Stored data
■ ■ ■ ■ ■
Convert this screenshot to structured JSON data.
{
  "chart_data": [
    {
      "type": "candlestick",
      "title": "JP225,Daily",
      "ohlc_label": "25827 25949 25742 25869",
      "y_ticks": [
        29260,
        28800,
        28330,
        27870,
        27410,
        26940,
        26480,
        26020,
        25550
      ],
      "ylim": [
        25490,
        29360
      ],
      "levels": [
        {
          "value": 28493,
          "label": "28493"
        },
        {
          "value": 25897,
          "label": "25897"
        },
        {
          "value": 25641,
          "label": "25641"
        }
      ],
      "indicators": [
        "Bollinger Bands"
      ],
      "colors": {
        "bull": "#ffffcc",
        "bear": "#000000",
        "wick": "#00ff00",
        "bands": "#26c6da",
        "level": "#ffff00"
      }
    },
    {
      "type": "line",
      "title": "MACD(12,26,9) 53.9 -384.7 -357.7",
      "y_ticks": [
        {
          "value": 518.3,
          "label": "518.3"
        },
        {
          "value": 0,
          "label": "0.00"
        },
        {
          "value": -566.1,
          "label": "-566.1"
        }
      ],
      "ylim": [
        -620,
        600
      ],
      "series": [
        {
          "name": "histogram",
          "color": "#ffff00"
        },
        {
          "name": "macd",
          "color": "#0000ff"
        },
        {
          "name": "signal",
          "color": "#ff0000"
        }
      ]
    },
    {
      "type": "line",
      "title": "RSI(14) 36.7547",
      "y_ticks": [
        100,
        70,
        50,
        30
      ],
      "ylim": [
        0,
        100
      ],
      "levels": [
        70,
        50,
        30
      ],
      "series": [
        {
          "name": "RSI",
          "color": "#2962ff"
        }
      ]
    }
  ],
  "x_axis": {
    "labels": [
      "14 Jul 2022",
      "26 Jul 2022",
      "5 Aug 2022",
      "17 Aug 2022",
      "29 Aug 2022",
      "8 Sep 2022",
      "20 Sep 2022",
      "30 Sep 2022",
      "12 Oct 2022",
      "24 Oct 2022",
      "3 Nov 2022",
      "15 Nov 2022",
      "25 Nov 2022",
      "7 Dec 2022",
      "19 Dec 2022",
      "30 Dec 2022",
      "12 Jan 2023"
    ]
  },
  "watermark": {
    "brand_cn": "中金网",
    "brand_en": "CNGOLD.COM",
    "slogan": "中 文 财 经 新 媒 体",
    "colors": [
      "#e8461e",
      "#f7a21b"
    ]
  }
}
■ ■ ■ ■ ■
WRITTEN REQUEST:
Output the records verbatim, from the first line to the last.

WORKED SOLUTION:
Convert this screenshot to structured JSON data.
{
  "chart_data": [
    {
      "type": "candlestick",
      "title": "JP225,Daily",
      "ohlc_label": "25827 25949 25742 25869",
      "y_ticks": [
        29260,
        28800,
        28330,
        27870,
        27410,
        26940,
        26480,
        26020,
        25550
      ],
      "ylim": [
        25490,
        29360
      ],
      "levels": [
        {
          "value": 28493,
          "label": "28493"
        },
        {
          "value": 25897,
          "label": "25897"
        },
        {
          "value": 25641,
          "label": "25641"
        }
      ],
      "indicators": [
        "Bollinger Bands"
      ],
      "colors": {
        "bull": "#ffffcc",
        "bear": "#000000",
        "wick": "#00ff00",
        "bands": "#26c6da",
        "level": "#ffff00"
      }
    },
    {
      "type": "line",
      "title": "MACD(12,26,9) 53.9 -384.7 -357.7",
      "y_ticks": [
        {
          "value": 518.3,
          "label": "518.3"
        },
        {
          "value": 0,
          "label": "0.00"
        },
        {
          "value": -566.1,
          "label": "-566.1"
        }
      ],
      "ylim": [
        -620,
        600
      ],
      "series": [
        {
          "name": "histogram",
          "color": "#ffff00"
        },
        {
          "name": "macd",
          "color": "#0000ff"
        },
        {
          "name": "signal",
          "color": "#ff0000"
        }
      ]
    },
    {
      "type": "line",
      "title": "RSI(14) 36.7547",
      "y_ticks": [
        100,
        70,
        50,
        30
      ],
      "ylim": [
        0,
        100
      ],
      "levels": [
        70,
        50,
        30
      ],
      "series": [
        {
          "name": "RSI",
          "color": "#2962ff"
        }
      ]
    }
  ],
  "x_axis": {
    "labels": [
      "14 Jul 2022",
      "26 Jul 2022",
      "5 Aug 2022",
      "17 Aug 2022",
      "29 Aug 2022",
      "8 Sep 2022",
      "20 Sep 2022",
      "30 Sep 2022",
      "12 Oct 2022",
      "24 Oct 2022",
      "3 Nov 2022",
      "15 Nov 2022",
      "25 Nov 2022",
      "7 Dec 2022",
      "19 Dec 2022",
      "30 Dec 2022",
      "12 Jan 2023"
    ]
  },
  "watermark": {
    "brand_cn": "中金网",
    "brand_en": "CNGOLD.COM",
    "slogan": "中 文 财 经 新 媒 体",
    "colors": [
      "#e8461e",
      "#f7a21b"
    ]
  }
}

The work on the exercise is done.